Tag Archives: Education

21st Century King-Election Weenies Got Nothing on 1968

No way you could manage it.

The Vietnam War raging in a daily bodycount to see if we were winning right now; half- the cities in the US on fire with race riots.  Decision time for America:

So the Democrats ran Humphrey Dumprey, pledged to keep the War going, continue with LBJ strategy counting bodies.

The Republicans ran Tricky Dicky Nixon, pledged to get us out of Vietnam, but only with ‘honor‘.  [Same as he ran on four years later.]

And on a third party campaign, pro-segregation, former Alabama Governor George Wallace ran to ‘Take Back America’.  And get out of Vietnam in 90 days if it couldn’t be won.  And he carried five Southern states.  I’ll leave it to your imagination identifying ‘take it back from whom’.

Hell, Humphrey Dumprey only carried eight states that election.

So the outcome was we got peace with honor for four years with Tricky Dixon and the war killing them off like flies, counting bodies.  Dixon elected again, four years later and everyone in sight fleeing Vietnam hanging from helicopters off the top of the US embassy in Saigon.

⁂

# Written request 1
In the post about the 1968 election, how many Southern states did George Wallace carry?
# Written request 2
Continue the post about the 1968 election, starting after its last sentence.
The listing is separate material with no connection to the post about the 1968 election.

⁂

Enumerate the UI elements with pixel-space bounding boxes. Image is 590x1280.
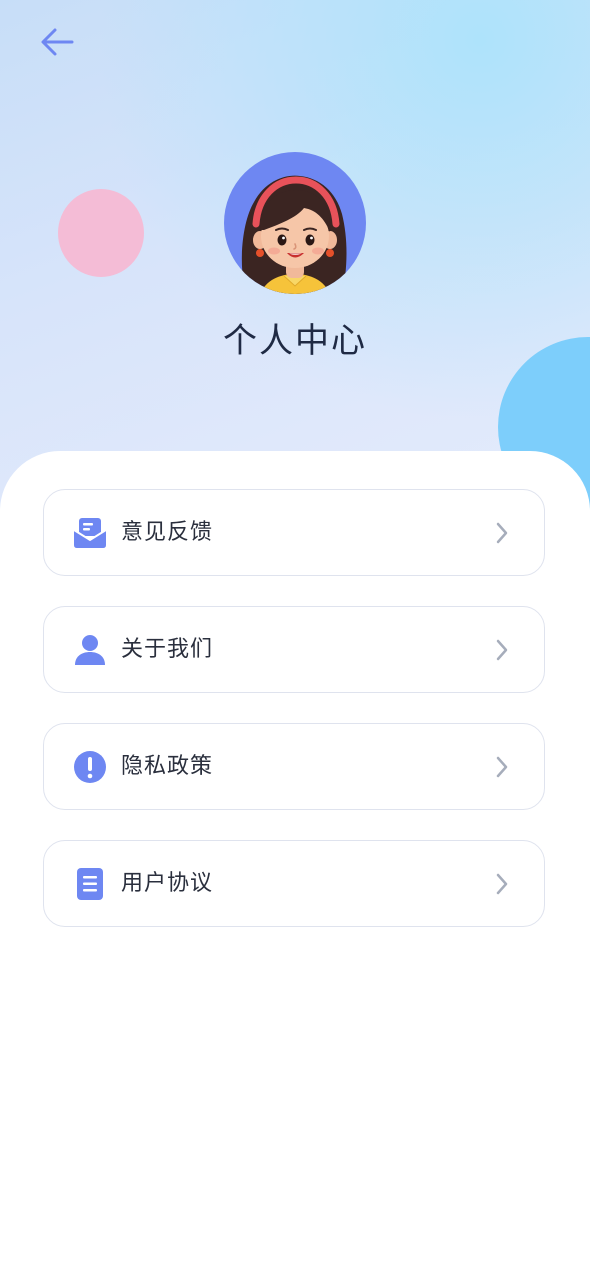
- user-icon: [72, 632, 108, 668]
- menu-item-label: 用户协议: [121, 871, 214, 896]
- back-button[interactable]: [34, 22, 80, 62]
- decorative-pink-circle: [58, 189, 144, 277]
- menu-item-label: 隐私政策: [121, 754, 214, 779]
- chevron-right-icon: [490, 520, 514, 546]
- chevron-right-icon: [490, 871, 514, 897]
- mail-icon: [72, 515, 108, 551]
- avatar: [224, 152, 366, 294]
- menu-item-label: 意见反馈: [121, 520, 214, 545]
- menu-item-privacy[interactable]: 隐私政策: [43, 723, 545, 810]
- menu-panel: 意见反馈 关于我们 隐私政策 用户协议: [0, 451, 590, 1280]
- document-icon: [72, 866, 108, 902]
- arrow-left-icon: [41, 28, 74, 56]
- menu-item-feedback[interactable]: 意见反馈: [43, 489, 545, 576]
- exclamation-circle-icon: [72, 749, 108, 785]
- menu-item-label: 关于我们: [121, 637, 214, 662]
- menu-item-about[interactable]: 关于我们: [43, 606, 545, 693]
- chevron-right-icon: [490, 637, 514, 663]
- chevron-right-icon: [490, 754, 514, 780]
- page-title: 个人中心: [223, 321, 367, 361]
- menu-item-agreement[interactable]: 用户协议: [43, 840, 545, 927]
- avatar-illustration: [241, 175, 347, 294]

⁂

# Response 1
Five.

# Response 2
But honorably.

I think I voted in the 1968 King Election, but my mind won’t allow me to examine the memory in enough detail to recall whom I voted for.  Seems clear to me today I should have just given it a miss.  I think I’d remember that.

One of my favorite Playboy limericks of the time:

There was a young man named Hollis
Used snakes and snails for his solace
The offspring had scales
And prehensile tails
And voted for Governor Wallace.

Wish I’d written that.

Yeah, we were weenies in those days, but REAL MEN weenies.  We knew how to do it up right.

Old Jules

A Perspective About Unions

Hi readers. Thanks for coming for a visit.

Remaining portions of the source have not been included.